### Problem to work on
Lift out all lines below that contain "крыши".

### Information shown
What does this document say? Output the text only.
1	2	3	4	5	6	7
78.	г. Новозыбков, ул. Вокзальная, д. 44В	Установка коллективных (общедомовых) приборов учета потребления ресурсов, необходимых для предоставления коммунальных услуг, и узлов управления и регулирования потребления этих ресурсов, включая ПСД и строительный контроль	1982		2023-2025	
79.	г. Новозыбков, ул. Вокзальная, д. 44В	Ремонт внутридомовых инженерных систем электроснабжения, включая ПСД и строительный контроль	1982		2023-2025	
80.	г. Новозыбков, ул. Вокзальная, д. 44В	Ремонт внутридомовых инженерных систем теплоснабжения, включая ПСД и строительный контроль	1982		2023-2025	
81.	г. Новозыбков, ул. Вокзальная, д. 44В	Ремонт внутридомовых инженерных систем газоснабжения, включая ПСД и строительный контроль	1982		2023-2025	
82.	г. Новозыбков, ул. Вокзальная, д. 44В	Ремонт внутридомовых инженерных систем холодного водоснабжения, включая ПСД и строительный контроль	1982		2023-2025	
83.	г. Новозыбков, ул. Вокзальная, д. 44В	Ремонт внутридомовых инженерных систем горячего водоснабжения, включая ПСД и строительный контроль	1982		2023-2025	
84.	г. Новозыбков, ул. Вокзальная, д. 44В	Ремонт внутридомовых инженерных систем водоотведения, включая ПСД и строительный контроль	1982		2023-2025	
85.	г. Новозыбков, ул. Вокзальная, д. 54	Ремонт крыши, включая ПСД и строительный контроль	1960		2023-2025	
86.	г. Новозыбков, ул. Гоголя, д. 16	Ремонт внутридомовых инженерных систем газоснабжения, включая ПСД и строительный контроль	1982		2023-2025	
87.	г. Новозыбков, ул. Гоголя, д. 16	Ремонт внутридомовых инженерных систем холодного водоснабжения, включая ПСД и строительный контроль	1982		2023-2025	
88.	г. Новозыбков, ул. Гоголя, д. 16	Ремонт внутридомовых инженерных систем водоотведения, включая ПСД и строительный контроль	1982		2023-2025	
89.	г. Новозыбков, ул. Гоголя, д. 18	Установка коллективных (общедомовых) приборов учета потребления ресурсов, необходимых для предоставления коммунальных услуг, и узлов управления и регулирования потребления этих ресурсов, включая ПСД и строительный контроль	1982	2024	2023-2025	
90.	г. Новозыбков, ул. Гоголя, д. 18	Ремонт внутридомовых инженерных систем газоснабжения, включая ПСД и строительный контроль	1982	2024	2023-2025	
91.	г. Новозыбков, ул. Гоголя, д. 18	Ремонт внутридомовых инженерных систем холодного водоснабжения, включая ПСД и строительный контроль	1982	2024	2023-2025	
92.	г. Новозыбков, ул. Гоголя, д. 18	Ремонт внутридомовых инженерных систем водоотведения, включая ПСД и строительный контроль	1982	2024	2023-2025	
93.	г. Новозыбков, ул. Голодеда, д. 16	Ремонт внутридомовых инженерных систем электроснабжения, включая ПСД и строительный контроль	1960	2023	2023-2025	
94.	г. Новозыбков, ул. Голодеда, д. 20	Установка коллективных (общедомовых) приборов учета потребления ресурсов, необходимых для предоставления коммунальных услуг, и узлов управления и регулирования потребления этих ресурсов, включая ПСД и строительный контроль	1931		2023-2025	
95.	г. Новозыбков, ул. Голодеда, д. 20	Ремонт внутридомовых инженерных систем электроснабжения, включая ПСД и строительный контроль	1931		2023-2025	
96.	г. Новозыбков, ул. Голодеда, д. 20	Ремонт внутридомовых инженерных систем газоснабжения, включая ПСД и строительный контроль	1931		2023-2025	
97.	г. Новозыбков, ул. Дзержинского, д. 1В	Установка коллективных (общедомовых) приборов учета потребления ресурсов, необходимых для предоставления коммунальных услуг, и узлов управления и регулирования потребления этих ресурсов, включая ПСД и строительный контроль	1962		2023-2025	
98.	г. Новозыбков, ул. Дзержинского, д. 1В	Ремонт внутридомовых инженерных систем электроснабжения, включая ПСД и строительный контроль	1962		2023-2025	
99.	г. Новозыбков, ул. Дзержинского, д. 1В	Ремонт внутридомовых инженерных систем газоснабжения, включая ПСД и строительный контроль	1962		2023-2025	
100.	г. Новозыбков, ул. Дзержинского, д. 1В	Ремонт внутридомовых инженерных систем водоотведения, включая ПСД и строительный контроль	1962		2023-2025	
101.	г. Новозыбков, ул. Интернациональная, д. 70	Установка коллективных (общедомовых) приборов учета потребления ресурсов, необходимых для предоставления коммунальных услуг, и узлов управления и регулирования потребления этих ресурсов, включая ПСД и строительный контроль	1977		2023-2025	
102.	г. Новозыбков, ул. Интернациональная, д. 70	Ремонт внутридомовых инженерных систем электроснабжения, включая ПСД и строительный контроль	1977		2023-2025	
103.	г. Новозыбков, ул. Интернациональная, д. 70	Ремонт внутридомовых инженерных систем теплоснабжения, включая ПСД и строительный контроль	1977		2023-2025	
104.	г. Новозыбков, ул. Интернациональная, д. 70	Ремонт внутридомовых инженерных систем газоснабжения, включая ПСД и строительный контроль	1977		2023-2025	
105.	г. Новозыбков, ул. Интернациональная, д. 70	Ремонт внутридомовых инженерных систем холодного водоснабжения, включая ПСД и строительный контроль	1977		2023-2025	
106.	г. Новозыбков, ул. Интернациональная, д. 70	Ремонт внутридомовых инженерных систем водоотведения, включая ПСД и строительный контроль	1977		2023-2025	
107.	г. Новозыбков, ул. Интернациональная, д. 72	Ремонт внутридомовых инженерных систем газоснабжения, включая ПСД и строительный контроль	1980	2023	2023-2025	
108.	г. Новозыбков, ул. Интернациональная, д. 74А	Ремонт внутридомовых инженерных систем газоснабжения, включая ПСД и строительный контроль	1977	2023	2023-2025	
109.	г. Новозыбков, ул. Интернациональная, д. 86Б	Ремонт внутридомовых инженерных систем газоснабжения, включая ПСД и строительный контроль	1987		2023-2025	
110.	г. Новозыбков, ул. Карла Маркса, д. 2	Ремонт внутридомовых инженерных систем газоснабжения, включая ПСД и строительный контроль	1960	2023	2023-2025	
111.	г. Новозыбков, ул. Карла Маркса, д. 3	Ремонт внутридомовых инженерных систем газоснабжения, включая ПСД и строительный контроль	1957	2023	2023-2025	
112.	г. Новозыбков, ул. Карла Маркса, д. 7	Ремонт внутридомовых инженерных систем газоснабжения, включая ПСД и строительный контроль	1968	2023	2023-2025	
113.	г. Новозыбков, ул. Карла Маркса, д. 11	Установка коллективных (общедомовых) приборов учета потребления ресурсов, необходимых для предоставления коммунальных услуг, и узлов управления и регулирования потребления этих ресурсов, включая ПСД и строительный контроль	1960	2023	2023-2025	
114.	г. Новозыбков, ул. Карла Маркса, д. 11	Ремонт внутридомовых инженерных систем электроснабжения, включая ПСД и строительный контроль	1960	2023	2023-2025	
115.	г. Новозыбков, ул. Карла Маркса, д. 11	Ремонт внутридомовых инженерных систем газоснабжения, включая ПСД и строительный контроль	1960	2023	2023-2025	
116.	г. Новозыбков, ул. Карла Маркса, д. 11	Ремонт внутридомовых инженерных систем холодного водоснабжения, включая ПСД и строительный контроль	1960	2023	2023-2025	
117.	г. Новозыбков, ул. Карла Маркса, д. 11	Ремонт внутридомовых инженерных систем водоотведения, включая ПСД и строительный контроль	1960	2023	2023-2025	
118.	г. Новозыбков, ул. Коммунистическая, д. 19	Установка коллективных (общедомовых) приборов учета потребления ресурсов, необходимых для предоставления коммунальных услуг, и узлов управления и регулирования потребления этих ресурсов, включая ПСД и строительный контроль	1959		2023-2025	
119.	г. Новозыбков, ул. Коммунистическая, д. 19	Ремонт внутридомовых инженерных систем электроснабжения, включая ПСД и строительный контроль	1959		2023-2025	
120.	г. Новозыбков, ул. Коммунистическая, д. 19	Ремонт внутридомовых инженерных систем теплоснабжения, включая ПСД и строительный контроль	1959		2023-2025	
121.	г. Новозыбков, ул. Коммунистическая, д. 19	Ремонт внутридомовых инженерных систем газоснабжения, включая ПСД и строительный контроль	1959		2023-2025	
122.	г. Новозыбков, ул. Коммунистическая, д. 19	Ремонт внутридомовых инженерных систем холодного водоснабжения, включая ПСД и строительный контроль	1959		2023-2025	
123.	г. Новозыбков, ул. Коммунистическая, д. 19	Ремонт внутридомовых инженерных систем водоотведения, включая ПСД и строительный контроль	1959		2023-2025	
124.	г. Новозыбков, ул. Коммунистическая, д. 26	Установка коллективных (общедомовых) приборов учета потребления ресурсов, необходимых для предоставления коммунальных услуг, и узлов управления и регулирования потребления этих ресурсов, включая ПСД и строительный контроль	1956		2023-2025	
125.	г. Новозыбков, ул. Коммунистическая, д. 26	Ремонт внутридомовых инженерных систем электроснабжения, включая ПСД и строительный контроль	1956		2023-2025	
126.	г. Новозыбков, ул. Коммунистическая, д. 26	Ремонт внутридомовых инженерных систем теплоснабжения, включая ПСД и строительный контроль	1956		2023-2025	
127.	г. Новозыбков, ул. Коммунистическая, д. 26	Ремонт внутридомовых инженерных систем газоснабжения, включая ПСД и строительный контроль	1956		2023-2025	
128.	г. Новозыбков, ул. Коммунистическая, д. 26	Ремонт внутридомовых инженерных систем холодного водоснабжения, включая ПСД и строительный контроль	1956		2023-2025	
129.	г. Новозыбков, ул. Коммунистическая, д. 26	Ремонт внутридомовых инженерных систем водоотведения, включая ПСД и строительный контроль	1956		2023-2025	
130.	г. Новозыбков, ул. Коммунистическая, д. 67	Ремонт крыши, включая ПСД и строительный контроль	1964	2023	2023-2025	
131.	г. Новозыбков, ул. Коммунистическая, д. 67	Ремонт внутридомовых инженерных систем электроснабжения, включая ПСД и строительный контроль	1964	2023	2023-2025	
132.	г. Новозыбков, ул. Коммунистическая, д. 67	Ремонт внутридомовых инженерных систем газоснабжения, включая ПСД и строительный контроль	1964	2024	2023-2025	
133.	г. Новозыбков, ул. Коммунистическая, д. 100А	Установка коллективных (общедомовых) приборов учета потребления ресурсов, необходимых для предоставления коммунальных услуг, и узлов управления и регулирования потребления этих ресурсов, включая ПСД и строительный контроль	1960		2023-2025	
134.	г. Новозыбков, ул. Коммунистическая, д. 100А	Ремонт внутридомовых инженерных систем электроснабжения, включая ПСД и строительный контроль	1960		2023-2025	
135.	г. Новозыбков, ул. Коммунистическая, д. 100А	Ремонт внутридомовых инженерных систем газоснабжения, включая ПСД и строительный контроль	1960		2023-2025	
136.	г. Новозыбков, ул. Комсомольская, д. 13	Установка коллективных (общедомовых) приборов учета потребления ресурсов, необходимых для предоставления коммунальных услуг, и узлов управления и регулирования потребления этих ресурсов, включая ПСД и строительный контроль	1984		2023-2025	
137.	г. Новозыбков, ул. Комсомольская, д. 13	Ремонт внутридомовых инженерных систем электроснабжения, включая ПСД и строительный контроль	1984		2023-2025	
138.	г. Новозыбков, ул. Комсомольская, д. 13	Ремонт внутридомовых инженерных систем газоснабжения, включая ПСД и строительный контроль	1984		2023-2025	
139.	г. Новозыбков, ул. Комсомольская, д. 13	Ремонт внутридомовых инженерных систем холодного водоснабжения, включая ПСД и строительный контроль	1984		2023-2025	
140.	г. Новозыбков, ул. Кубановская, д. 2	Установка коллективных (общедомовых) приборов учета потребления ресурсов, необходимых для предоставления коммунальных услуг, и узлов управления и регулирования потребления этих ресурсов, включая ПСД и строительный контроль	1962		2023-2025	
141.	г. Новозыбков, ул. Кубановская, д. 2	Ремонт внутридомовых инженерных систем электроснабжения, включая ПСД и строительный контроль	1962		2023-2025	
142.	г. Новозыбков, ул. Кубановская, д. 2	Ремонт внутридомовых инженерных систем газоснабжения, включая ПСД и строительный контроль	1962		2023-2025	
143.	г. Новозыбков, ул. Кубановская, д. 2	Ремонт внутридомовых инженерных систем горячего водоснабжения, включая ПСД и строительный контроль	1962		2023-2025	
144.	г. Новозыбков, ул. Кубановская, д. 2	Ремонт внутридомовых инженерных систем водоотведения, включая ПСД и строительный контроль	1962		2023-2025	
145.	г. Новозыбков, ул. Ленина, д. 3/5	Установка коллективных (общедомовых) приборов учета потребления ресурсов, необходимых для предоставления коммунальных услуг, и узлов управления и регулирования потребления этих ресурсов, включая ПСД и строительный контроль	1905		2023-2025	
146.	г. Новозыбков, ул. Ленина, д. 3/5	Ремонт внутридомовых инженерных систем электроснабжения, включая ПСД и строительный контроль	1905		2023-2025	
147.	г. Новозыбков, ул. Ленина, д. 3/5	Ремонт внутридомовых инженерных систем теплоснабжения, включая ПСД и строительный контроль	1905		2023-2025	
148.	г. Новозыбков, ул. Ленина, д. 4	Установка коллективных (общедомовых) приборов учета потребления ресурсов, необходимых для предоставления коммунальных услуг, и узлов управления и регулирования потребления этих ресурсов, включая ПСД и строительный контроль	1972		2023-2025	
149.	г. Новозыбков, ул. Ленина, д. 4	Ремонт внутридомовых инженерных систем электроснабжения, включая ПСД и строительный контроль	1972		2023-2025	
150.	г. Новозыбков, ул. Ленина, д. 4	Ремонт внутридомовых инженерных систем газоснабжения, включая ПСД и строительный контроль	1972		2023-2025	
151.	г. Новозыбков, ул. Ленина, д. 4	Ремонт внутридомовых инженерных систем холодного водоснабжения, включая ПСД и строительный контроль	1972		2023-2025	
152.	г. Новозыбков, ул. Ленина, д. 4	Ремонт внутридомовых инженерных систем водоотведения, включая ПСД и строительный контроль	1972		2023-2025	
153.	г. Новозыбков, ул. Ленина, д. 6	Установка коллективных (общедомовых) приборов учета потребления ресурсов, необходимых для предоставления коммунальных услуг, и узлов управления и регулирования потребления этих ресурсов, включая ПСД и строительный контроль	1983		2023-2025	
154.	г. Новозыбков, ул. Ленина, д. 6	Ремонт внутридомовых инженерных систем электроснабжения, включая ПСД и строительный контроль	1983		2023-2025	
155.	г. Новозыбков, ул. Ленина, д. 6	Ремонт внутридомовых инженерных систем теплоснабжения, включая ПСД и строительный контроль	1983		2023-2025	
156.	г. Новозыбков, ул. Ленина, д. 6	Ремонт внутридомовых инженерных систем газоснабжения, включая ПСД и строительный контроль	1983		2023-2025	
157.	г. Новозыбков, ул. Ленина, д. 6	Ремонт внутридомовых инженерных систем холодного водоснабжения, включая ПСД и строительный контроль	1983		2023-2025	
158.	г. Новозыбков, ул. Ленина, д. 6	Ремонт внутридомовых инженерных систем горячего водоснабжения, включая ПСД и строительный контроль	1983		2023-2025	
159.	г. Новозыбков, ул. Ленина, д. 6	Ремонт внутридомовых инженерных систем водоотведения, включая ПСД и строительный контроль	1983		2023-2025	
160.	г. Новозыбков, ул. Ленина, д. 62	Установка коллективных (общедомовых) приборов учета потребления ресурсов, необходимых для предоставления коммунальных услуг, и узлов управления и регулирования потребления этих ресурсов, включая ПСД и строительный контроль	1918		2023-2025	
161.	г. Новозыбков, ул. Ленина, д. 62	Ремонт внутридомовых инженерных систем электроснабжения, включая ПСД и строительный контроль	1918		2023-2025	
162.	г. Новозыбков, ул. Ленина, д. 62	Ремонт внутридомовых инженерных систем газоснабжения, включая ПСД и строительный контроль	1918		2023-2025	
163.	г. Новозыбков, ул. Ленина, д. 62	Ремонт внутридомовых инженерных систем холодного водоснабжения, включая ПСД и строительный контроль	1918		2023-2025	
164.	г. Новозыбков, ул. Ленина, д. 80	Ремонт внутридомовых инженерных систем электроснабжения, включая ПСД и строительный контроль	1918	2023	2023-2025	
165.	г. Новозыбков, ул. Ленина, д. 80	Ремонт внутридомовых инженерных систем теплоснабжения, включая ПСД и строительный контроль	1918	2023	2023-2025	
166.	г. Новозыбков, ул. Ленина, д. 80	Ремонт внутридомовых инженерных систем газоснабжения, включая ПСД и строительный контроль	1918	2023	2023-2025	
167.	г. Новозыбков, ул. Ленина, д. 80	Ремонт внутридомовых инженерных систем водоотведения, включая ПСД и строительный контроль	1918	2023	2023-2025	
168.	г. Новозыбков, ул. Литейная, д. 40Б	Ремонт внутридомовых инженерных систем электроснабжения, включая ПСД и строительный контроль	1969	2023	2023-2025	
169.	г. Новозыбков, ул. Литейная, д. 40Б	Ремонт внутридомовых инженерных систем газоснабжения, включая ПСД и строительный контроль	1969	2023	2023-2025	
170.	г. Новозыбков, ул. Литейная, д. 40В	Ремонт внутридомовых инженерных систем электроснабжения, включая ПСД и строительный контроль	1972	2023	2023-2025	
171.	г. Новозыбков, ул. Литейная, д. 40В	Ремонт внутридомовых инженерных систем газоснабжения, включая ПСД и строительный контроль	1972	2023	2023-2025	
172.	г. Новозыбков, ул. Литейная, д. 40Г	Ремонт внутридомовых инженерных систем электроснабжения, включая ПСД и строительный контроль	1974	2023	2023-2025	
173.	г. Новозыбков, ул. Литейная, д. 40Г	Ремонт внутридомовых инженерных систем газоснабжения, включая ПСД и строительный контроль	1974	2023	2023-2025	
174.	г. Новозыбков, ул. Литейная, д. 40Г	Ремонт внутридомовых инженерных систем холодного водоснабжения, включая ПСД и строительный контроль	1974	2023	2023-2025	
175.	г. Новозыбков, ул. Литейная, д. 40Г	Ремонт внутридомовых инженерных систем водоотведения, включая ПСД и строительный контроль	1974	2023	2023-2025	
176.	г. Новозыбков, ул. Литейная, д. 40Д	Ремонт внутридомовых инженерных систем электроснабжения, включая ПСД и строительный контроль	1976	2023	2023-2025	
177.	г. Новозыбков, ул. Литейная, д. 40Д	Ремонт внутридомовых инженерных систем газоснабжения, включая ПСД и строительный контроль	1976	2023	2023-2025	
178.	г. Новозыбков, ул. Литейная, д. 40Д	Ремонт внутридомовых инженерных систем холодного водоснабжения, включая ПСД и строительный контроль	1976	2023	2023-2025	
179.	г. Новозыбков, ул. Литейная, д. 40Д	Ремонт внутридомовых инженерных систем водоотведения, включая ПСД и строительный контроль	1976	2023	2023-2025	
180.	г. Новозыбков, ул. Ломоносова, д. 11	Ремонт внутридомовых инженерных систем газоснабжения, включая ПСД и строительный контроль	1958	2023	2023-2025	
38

### Finished task
85.	г. Новозыбков, ул. Вокзальная, д. 54	Ремонт крыши, включая ПСД и строительный контроль	1960		2023-2025	
130.	г. Новозыбков, ул. Коммунистическая, д. 67	Ремонт крыши, включая ПСД и строительный контроль	1964	2023	2023-2025	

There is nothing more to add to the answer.